Will you give every entry again exactly as it stands?

--------------------------------

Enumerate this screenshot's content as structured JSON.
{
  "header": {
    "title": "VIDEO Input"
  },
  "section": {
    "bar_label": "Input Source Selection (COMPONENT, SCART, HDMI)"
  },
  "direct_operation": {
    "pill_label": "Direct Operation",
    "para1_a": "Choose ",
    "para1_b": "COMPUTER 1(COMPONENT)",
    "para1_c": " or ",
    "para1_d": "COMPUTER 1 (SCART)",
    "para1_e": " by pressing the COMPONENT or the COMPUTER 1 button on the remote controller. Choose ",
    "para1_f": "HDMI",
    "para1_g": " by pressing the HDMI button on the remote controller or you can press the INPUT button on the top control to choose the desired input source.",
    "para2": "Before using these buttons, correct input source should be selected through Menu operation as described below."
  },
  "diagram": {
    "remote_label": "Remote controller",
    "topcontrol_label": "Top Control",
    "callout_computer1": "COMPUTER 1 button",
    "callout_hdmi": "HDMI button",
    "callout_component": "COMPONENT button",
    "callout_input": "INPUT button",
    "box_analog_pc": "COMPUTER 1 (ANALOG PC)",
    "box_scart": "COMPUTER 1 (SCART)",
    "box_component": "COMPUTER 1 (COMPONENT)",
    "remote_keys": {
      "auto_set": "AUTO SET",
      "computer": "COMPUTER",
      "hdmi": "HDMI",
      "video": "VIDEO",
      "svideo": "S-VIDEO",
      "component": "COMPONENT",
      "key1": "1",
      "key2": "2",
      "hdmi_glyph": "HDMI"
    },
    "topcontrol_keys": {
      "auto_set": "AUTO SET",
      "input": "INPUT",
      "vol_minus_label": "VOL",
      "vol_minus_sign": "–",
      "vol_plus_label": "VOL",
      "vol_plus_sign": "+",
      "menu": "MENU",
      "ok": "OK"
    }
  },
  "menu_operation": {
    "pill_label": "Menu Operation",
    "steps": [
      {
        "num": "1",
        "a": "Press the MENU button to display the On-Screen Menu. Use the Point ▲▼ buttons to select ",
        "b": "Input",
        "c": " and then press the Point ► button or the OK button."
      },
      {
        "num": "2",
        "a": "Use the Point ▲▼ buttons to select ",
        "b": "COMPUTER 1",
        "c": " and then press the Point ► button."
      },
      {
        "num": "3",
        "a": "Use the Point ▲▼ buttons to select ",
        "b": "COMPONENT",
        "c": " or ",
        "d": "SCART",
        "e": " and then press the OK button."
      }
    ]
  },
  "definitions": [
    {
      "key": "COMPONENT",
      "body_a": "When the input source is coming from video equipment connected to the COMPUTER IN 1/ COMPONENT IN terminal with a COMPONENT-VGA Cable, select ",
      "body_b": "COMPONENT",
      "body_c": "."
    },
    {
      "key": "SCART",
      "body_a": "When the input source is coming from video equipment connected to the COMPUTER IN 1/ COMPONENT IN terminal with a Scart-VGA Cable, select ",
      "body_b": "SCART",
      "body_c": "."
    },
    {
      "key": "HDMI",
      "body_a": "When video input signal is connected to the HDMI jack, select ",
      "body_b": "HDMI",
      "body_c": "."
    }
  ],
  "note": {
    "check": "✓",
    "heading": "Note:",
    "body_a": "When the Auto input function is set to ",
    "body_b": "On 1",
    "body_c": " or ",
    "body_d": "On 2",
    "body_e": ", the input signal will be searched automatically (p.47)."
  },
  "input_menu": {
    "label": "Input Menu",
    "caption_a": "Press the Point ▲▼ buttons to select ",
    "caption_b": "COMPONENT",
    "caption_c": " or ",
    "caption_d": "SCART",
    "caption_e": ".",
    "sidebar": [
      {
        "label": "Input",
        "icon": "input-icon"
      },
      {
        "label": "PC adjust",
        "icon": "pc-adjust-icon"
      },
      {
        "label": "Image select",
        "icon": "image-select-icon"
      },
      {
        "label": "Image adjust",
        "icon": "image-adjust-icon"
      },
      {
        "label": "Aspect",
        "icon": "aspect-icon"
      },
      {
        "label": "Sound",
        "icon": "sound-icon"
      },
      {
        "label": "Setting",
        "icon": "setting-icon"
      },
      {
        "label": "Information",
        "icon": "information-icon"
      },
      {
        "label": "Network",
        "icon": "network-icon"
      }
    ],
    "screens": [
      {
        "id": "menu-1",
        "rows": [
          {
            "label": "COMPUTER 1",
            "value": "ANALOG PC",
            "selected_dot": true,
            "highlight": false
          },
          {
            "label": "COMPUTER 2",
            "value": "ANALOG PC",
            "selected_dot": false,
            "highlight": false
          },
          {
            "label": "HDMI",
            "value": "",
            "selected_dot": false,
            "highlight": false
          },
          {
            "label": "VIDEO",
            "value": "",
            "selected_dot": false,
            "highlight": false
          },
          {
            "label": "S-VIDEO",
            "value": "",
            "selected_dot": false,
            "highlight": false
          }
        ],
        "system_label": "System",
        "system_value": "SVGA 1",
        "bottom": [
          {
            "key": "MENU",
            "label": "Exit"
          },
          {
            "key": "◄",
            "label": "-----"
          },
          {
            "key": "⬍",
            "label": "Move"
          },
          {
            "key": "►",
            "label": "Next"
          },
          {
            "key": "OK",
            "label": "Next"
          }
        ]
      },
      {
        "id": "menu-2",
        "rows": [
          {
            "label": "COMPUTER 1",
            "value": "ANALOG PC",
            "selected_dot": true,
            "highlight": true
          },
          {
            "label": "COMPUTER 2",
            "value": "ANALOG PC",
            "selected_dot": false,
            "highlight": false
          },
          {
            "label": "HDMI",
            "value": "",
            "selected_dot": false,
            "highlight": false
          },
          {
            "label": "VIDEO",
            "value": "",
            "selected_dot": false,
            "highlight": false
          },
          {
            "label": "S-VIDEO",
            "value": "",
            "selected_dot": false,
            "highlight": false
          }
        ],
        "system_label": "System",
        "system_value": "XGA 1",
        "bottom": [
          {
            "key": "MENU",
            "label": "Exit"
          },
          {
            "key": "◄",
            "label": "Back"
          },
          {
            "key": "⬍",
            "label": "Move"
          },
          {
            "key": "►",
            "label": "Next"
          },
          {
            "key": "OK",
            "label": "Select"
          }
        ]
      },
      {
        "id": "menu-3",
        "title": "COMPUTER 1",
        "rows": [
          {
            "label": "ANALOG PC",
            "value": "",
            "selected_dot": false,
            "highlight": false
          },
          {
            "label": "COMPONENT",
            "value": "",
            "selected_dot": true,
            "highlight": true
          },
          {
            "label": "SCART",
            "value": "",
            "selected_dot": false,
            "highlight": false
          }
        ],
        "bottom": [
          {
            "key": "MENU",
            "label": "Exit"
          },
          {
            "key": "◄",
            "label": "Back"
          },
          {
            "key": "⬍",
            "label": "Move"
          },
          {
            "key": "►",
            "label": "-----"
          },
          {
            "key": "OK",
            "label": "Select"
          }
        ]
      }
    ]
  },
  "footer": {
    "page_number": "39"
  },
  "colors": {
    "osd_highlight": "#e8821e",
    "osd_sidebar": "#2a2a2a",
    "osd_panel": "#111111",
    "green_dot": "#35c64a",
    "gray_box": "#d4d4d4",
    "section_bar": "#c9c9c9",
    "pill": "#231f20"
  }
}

--------------------------------

FINISHED ANSWER —
Enumerate this screenshot's content as structured JSON.
{
  "header": {
    "title": "VIDEO Input"
  },
  "section": {
    "bar_label": "Input Source Selection (COMPONENT, SCART, HDMI)"
  },
  "direct_operation": {
    "pill_label": "Direct Operation",
    "para1_a": "Choose ",
    "para1_b": "COMPUTER 1(COMPONENT)",
    "para1_c": " or ",
    "para1_d": "COMPUTER 1 (SCART)",
    "para1_e": " by pressing the COMPONENT or the COMPUTER 1 button on the remote controller. Choose ",
    "para1_f": "HDMI",
    "para1_g": " by pressing the HDMI button on the remote controller or you can press the INPUT button on the top control to choose the desired input source.",
    "para2": "Before using these buttons, correct input source should be selected through Menu operation as described below."
  },
  "diagram": {
    "remote_label": "Remote controller",
    "topcontrol_label": "Top Control",
    "callout_computer1": "COMPUTER 1 button",
    "callout_hdmi": "HDMI button",
    "callout_component": "COMPONENT button",
    "callout_input": "INPUT button",
    "box_analog_pc": "COMPUTER 1 (ANALOG PC)",
    "box_scart": "COMPUTER 1 (SCART)",
    "box_component": "COMPUTER 1 (COMPONENT)",
    "remote_keys": {
      "auto_set": "AUTO SET",
      "computer": "COMPUTER",
      "hdmi": "HDMI",
      "video": "VIDEO",
      "svideo": "S-VIDEO",
      "component": "COMPONENT",
      "key1": "1",
      "key2": "2",
      "hdmi_glyph": "HDMI"
    },
    "topcontrol_keys": {
      "auto_set": "AUTO SET",
      "input": "INPUT",
      "vol_minus_label": "VOL",
      "vol_minus_sign": "–",
      "vol_plus_label": "VOL",
      "vol_plus_sign": "+",
      "menu": "MENU",
      "ok": "OK"
    }
  },
  "menu_operation": {
    "pill_label": "Menu Operation",
    "steps": [
      {
        "num": "1",
        "a": "Press the MENU button to display the On-Screen Menu. Use the Point ▲▼ buttons to select ",
        "b": "Input",
        "c": " and then press the Point ► button or the OK button."
      },
      {
        "num": "2",
        "a": "Use the Point ▲▼ buttons to select ",
        "b": "COMPUTER 1",
        "c": " and then press the Point ► button."
      },
      {
        "num": "3",
        "a": "Use the Point ▲▼ buttons to select ",
        "b": "COMPONENT",
        "c": " or ",
        "d": "SCART",
        "e": " and then press the OK button."
      }
    ]
  },
  "definitions": [
    {
      "key": "COMPONENT",
      "body_a": "When the input source is coming from video equipment connected to the COMPUTER IN 1/ COMPONENT IN terminal with a COMPONENT-VGA Cable, select ",
      "body_b": "COMPONENT",
      "body_c": "."
    },
    {
      "key": "SCART",
      "body_a": "When the input source is coming from video equipment connected to the COMPUTER IN 1/ COMPONENT IN terminal with a Scart-VGA Cable, select ",
      "body_b": "SCART",
      "body_c": "."
    },
    {
      "key": "HDMI",
      "body_a": "When video input signal is connected to the HDMI jack, select ",
      "body_b": "HDMI",
      "body_c": "."
    }
  ],
  "note": {
    "check": "✓",
    "heading": "Note:",
    "body_a": "When the Auto input function is set to ",
    "body_b": "On 1",
    "body_c": " or ",
    "body_d": "On 2",
    "body_e": ", the input signal will be searched automatically (p.47)."
  },
  "input_menu": {
    "label": "Input Menu",
    "caption_a": "Press the Point ▲▼ buttons to select ",
    "caption_b": "COMPONENT",
    "caption_c": " or ",
    "caption_d": "SCART",
    "caption_e": ".",
    "sidebar": [
      {
        "label": "Input",
        "icon": "input-icon"
      },
      {
        "label": "PC adjust",
        "icon": "pc-adjust-icon"
      },
      {
        "label": "Image select",
        "icon": "image-select-icon"
      },
      {
        "label": "Image adjust",
        "icon": "image-adjust-icon"
      },
      {
        "label": "Aspect",
        "icon": "aspect-icon"
      },
      {
        "label": "Sound",
        "icon": "sound-icon"
      },
      {
        "label": "Setting",
        "icon": "setting-icon"
      },
      {
        "label": "Information",
        "icon": "information-icon"
      },
      {
        "label": "Network",
        "icon": "network-icon"
      }
    ],
    "screens": [
      {
        "id": "menu-1",
        "rows": [
          {
            "label": "COMPUTER 1",
            "value": "ANALOG PC",
            "selected_dot": true,
            "highlight": false
          },
          {
            "label": "COMPUTER 2",
            "value": "ANALOG PC",
            "selected_dot": false,
            "highlight": false
          },
          {
            "label": "HDMI",
            "value": "",
            "selected_dot": false,
            "highlight": false
          },
          {
            "label": "VIDEO",
            "value": "",
            "selected_dot": false,
            "highlight": false
          },
          {
            "label": "S-VIDEO",
            "value": "",
            "selected_dot": false,
            "highlight": false
          }
        ],
        "system_label": "System",
        "system_value": "SVGA 1",
        "bottom": [
          {
            "key": "MENU",
            "label": "Exit"
          },
          {
            "key": "◄",
            "label": "-----"
          },
          {
            "key": "⬍",
            "label": "Move"
          },
          {
            "key": "►",
            "label": "Next"
          },
          {
            "key": "OK",
            "label": "Next"
          }
        ]
      },
      {
        "id": "menu-2",
        "rows": [
          {
            "label": "COMPUTER 1",
            "value": "ANALOG PC",
            "selected_dot": true,
            "highlight": true
          },
          {
            "label": "COMPUTER 2",
            "value": "ANALOG PC",
            "selected_dot": false,
            "highlight": false
          },
          {
            "label": "HDMI",
            "value": "",
            "selected_dot": false,
            "highlight": false
          },
          {
            "label": "VIDEO",
            "value": "",
            "selected_dot": false,
            "highlight": false
          },
          {
            "label": "S-VIDEO",
            "value": "",
            "selected_dot": false,
            "highlight": false
          }
        ],
        "system_label": "System",
        "system_value": "XGA 1",
        "bottom": [
          {
            "key": "MENU",
            "label": "Exit"
          },
          {
            "key": "◄",
            "label": "Back"
          },
          {
            "key": "⬍",
            "label": "Move"
          },
          {
            "key": "►",
            "label": "Next"
          },
          {
            "key": "OK",
            "label": "Select"
          }
        ]
      },
      {
        "id": "menu-3",
        "title": "COMPUTER 1",
        "rows": [
          {
            "label": "ANALOG PC",
            "value": "",
            "selected_dot": false,
            "highlight": false
          },
          {
            "label": "COMPONENT",
            "value": "",
            "selected_dot": true,
            "highlight": true
          },
          {
            "label": "SCART",
            "value": "",
            "selected_dot": false,
            "highlight": false
          }
        ],
        "bottom": [
          {
            "key": "MENU",
            "label": "Exit"
          },
          {
            "key": "◄",
            "label": "Back"
          },
          {
            "key": "⬍",
            "label": "Move"
          },
          {
            "key": "►",
            "label": "-----"
          },
          {
            "key": "OK",
            "label": "Select"
          }
        ]
      }
    ]
  },
  "footer": {
    "page_number": "39"
  },
  "colors": {
    "osd_highlight": "#e8821e",
    "osd_sidebar": "#2a2a2a",
    "osd_panel": "#111111",
    "green_dot": "#35c64a",
    "gray_box": "#d4d4d4",
    "section_bar": "#c9c9c9",
    "pill": "#231f20"
  }
}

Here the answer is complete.